What is being asked ▸ Where a line contains the word "lock", copy that line in full.

(Data excerpts)
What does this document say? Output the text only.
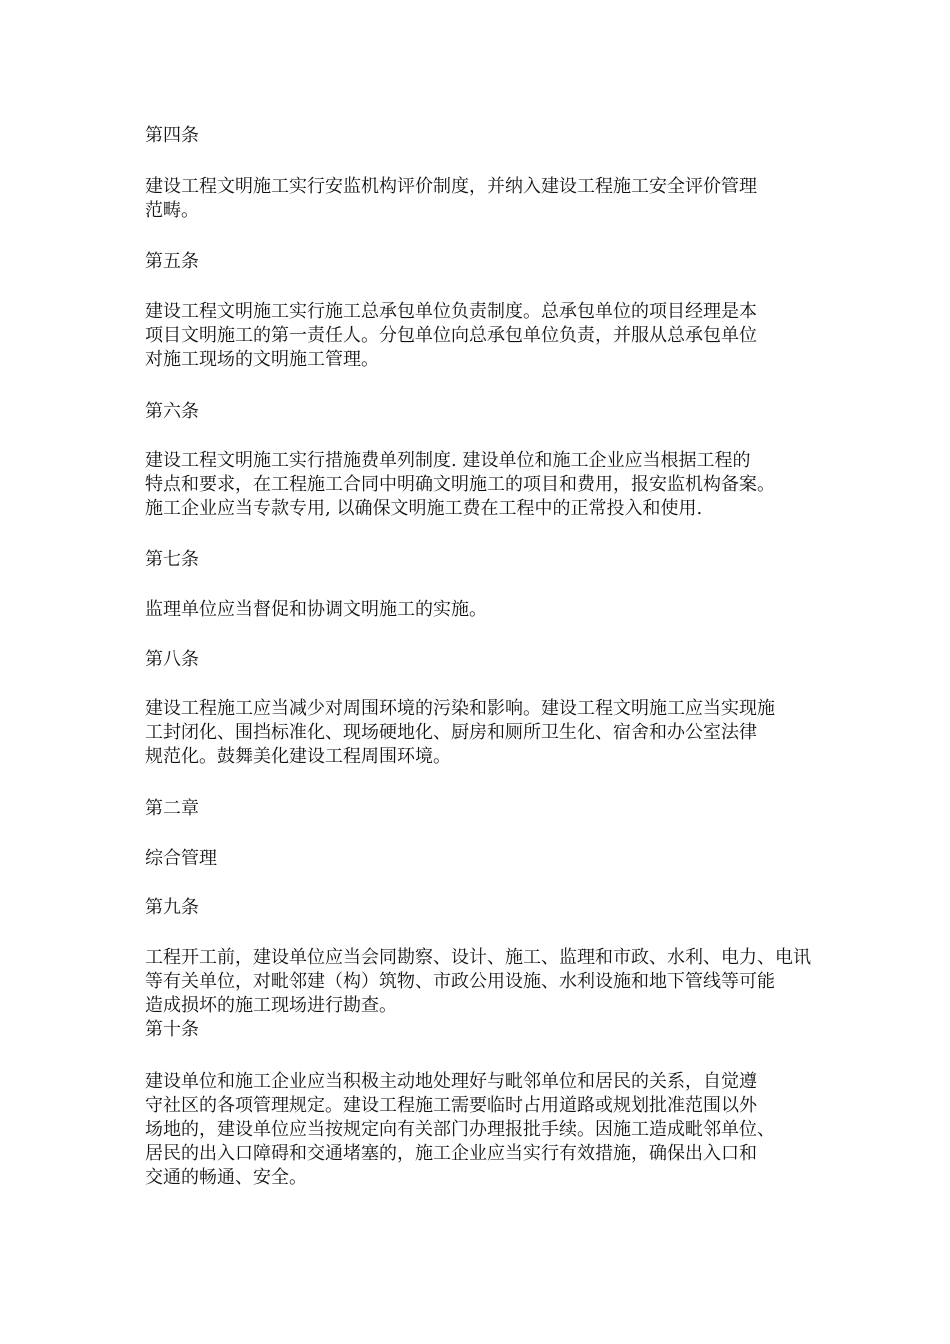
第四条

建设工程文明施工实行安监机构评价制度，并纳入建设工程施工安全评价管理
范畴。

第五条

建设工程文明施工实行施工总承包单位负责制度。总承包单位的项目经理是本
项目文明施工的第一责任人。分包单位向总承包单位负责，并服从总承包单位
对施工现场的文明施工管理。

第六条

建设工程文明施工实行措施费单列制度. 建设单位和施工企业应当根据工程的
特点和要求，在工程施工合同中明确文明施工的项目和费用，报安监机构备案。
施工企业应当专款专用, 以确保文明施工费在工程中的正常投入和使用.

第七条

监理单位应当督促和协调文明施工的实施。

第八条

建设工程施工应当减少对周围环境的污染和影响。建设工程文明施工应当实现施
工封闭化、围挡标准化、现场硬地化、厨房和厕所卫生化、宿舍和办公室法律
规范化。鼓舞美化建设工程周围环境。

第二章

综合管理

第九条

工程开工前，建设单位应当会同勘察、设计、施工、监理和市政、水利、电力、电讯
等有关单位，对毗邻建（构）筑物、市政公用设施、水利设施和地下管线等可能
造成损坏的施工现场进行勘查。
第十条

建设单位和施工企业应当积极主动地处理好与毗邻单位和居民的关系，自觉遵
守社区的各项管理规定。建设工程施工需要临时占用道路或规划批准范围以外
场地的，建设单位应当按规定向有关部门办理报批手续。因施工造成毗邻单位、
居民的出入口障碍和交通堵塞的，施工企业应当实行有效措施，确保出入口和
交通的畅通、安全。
---
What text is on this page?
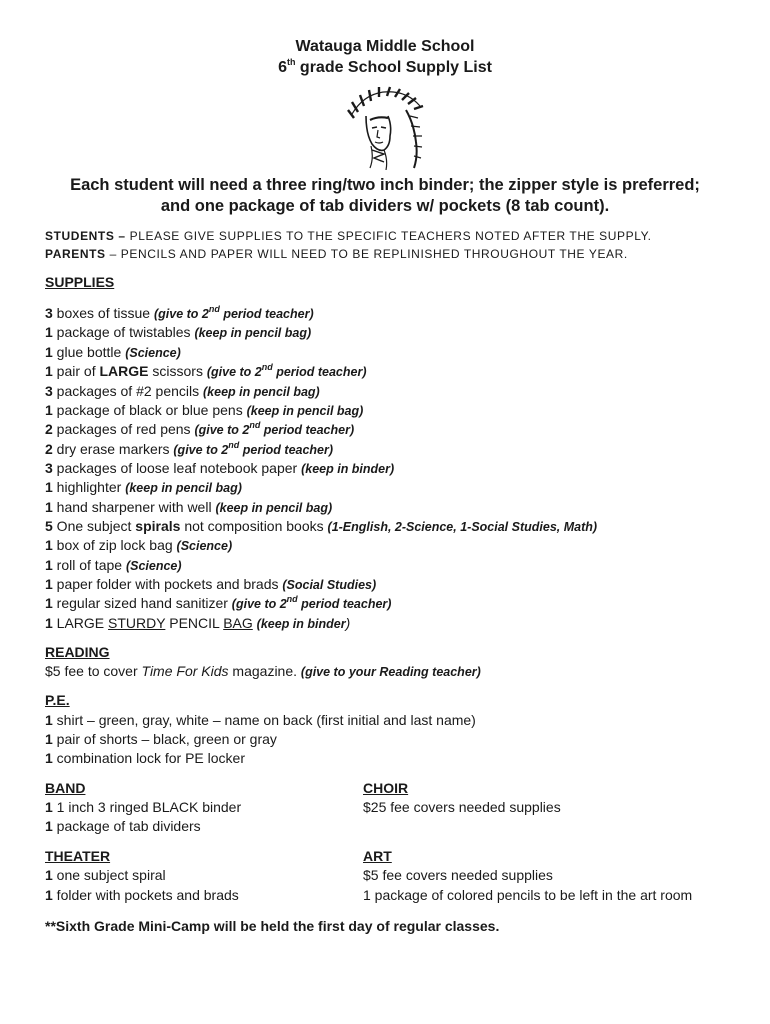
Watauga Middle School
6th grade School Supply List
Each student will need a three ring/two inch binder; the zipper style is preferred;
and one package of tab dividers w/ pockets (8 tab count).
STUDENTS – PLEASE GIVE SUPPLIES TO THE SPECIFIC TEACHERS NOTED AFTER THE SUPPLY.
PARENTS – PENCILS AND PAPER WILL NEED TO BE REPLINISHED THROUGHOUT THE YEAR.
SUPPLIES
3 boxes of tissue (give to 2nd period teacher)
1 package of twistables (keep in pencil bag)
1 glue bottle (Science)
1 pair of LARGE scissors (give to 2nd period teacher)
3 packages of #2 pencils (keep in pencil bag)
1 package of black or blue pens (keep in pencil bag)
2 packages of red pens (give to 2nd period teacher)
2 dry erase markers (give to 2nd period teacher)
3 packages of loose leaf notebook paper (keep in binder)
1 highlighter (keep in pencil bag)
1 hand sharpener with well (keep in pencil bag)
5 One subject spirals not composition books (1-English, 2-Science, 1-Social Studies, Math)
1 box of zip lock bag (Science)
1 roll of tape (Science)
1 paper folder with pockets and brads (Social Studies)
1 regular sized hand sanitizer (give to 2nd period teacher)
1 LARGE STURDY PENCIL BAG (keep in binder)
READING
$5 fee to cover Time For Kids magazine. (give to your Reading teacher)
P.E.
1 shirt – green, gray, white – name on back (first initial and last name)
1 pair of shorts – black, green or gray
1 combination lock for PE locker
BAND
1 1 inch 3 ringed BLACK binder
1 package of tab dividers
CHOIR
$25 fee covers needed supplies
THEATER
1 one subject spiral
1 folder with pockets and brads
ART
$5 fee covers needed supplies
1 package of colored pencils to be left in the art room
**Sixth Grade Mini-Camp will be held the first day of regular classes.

Task result ▸
1 box of zip lock bag (Science)
1 combination lock for PE locker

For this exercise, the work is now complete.